> _Exercise task_:
Every line containing the word "Отразить" needs to be found and copied.
---
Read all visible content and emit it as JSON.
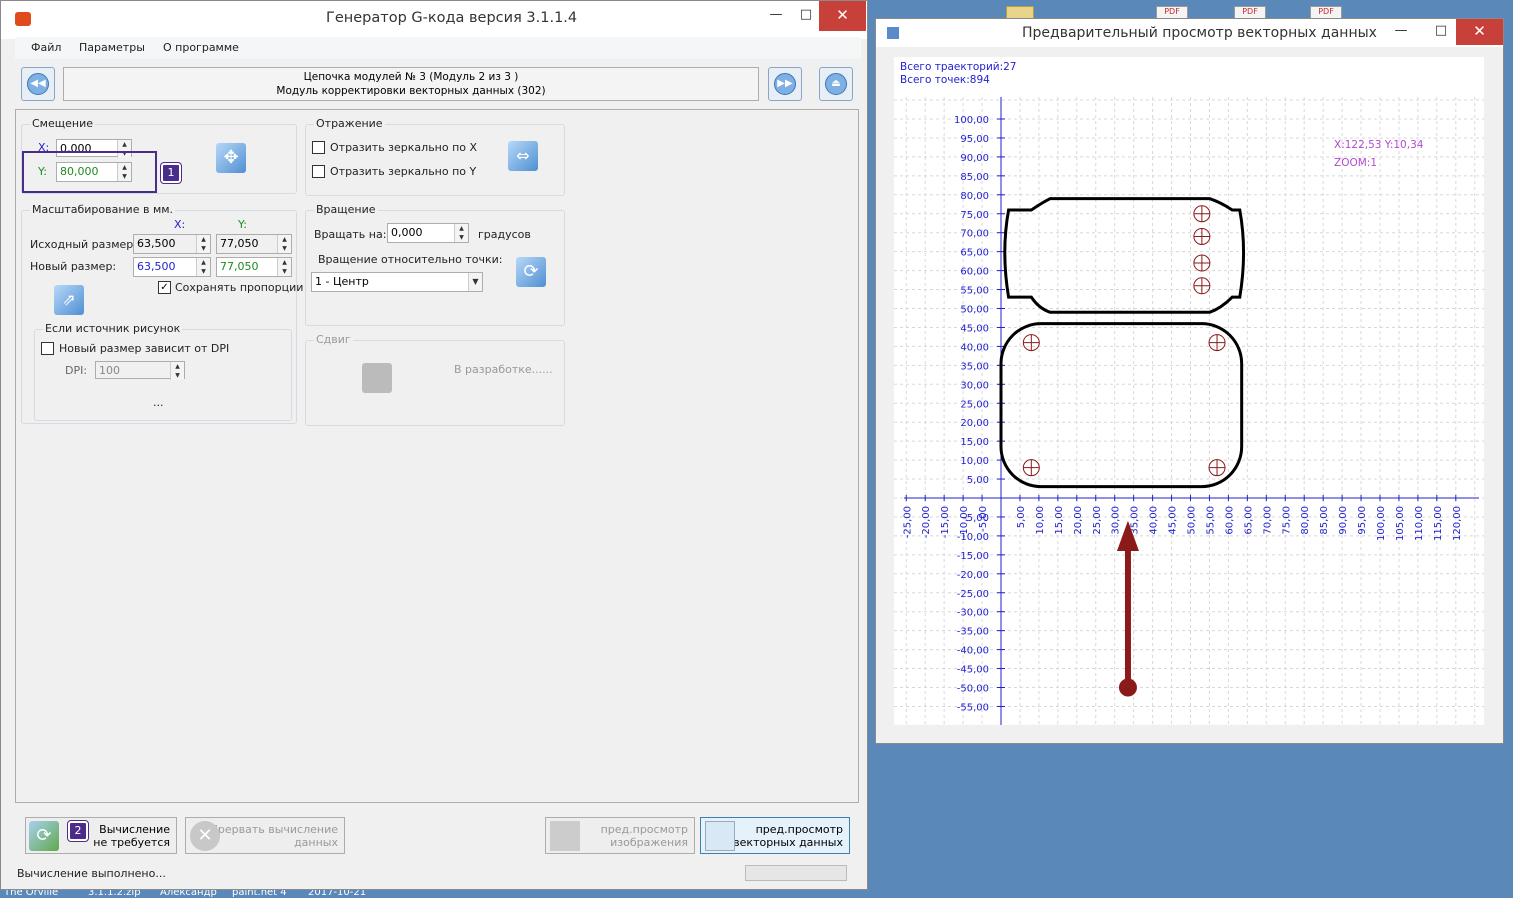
{
  "main_window": {
    "title": "Генератор G-кода версия 3.1.1.4",
    "menu": [
      "Файл",
      "Параметры",
      "О программе"
    ],
    "chain_line1": "Цепочка модулей № 3 (Модуль 2 из 3 )",
    "chain_line2": "Модуль корректировки векторных данных (302)",
    "offset": {
      "title": "Смещение",
      "x_label": "X:",
      "x_value": "0,000",
      "y_label": "Y:",
      "y_value": "80,000",
      "badge": "1"
    },
    "mirror": {
      "title": "Отражение",
      "x_label": "Отразить зеркально по X",
      "y_label": "Отразить зеркально по Y"
    },
    "scale": {
      "title": "Масштабирование в мм.",
      "col_x": "X:",
      "col_y": "Y:",
      "src_label": "Исходный размер:",
      "src_x": "63,500",
      "src_y": "77,050",
      "new_label": "Новый размер:",
      "new_x": "63,500",
      "new_y": "77,050",
      "keep_label": "Сохранять пропорции"
    },
    "rotation": {
      "title": "Вращение",
      "rotate_label": "Вращать на:",
      "rotate_value": "0,000",
      "unit": "градусов",
      "relative_label": "Вращение относительно точки:",
      "point_value": "1 - Центр"
    },
    "dpi_group": {
      "title": "Если источник рисунок",
      "dpi_check": "Новый размер зависит от DPI",
      "dpi_label": "DPI:",
      "dpi_value": "100",
      "ellipsis": "..."
    },
    "shift": {
      "title": "Сдвиг",
      "status": "В разработке......"
    },
    "buttons": {
      "calc_line1": "Вычисление",
      "calc_line2": "не требуется",
      "calc_badge": "2",
      "abort_line1": "Прервать вычисление",
      "abort_line2": "данных",
      "img_line1": "пред.просмотр",
      "img_line2": "изображения",
      "vec_line1": "пред.просмотр",
      "vec_line2": "векторных данных"
    },
    "status": "Вычисление выполнено..."
  },
  "preview_window": {
    "title": "Предварительный просмотр векторных данных",
    "total_paths": "Всего траекторий:27",
    "total_points": "Всего точек:894",
    "coord": "X:122,53 Y:10,34",
    "zoom": "ZOOM:1",
    "y_ticks": [
      "100,00",
      "95,00",
      "90,00",
      "85,00",
      "80,00",
      "75,00",
      "70,00",
      "65,00",
      "60,00",
      "55,00",
      "50,00",
      "45,00",
      "40,00",
      "35,00",
      "30,00",
      "25,00",
      "20,00",
      "15,00",
      "10,00",
      "5,00",
      "-5,00",
      "-10,00",
      "-15,00",
      "-20,00",
      "-25,00",
      "-30,00",
      "-35,00",
      "-40,00",
      "-45,00",
      "-50,00",
      "-55,00"
    ],
    "x_ticks": [
      "-25,00",
      "-20,00",
      "-15,00",
      "-10,00",
      "-5,00",
      "5,00",
      "10,00",
      "15,00",
      "20,00",
      "25,00",
      "30,00",
      "35,00",
      "40,00",
      "45,00",
      "50,00",
      "55,00",
      "60,00",
      "65,00",
      "70,00",
      "75,00",
      "80,00",
      "85,00",
      "90,00",
      "95,00",
      "100,00",
      "105,00",
      "110,00",
      "115,00",
      "120,00"
    ]
  },
  "desktop": {
    "bottom_labels": [
      "The Orville",
      "3.1.1.2.zip",
      "Александр",
      "paint.net 4",
      "2017-10-21"
    ],
    "pdf_label": "PDF"
  },
  "colors": {
    "axis": "#1f1fd0",
    "accent": "#4c2c8a",
    "arrow": "#8b1a1a",
    "coord": "#b24bd0"
  }
}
---
> _Complete output_:
      "x_label": "Отразить зеркально по X",
      "y_label": "Отразить зеркально по Y"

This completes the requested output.